* **EXTRAIT DE PAGE**:
Le 3 décembre 2020
Henry Potez, pionner de l’aéronautique
Henry Charles Alexandre Potez est né à Méaulte le 30 septembre 1891, dans la minoterie familiale, dite « Le Moulin du Vivier », exploitée depuis 1823. Son père, Charles Octave Marie Potez, est déjà un industriel d’importance et est nommé en 1903 conseiller général du canton d’Albert. Pendant cette période, il fonde l’Ecole professionnelle de mécanique d’Albert. Sa mère, Célestine Marie Leduc est fille de négociants.
Passionné d’aviation, Henry fait ses études à l’École Nationale Supérieure de l’Aéronautique et de Construction Mécanique de Paris. L’aéronautique en est encore à ses balbutiements mais déjà, pendant la Première Guerre mondiale, il invente avec Marcel Dassault l’hélice Eclair, qui équipera les chasseurs SPAD de 1916 à 1918. Après la guerre, il crée sa propre société et fonde sa première usine, la Société des Aéroplanes Henry Potez, avant tout destinée à l’aviation civile.

* **DONNÉES SOURCES**:
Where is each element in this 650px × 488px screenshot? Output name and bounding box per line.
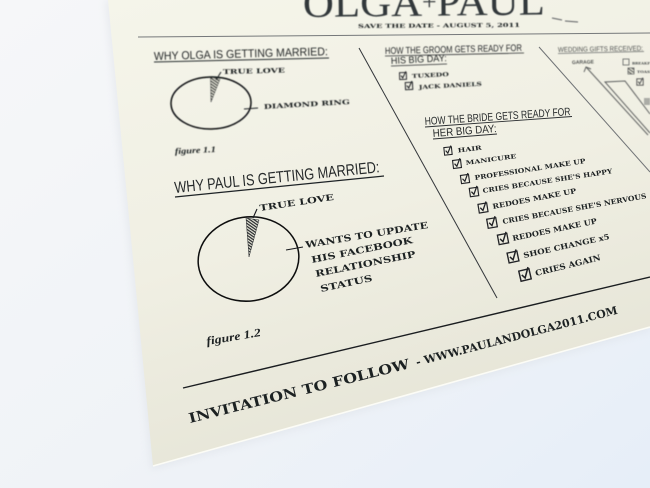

* **TÂCHE DEMANDÉE**:
En une à trois phrases, expliquez ce qui a conduit Henry Potez à étudier à l'École Nationale Supérieure de l'Aéronautique et de Construction Mécanique de Paris, selon l'extrait sur ce pionnier. Les lignes n'interviennent pas dans cet exercice.

* **SOLUTION COMPLÈTE**:
Henry Potez a fait ses études dans cette école parce qu'il était passionné d'aviation.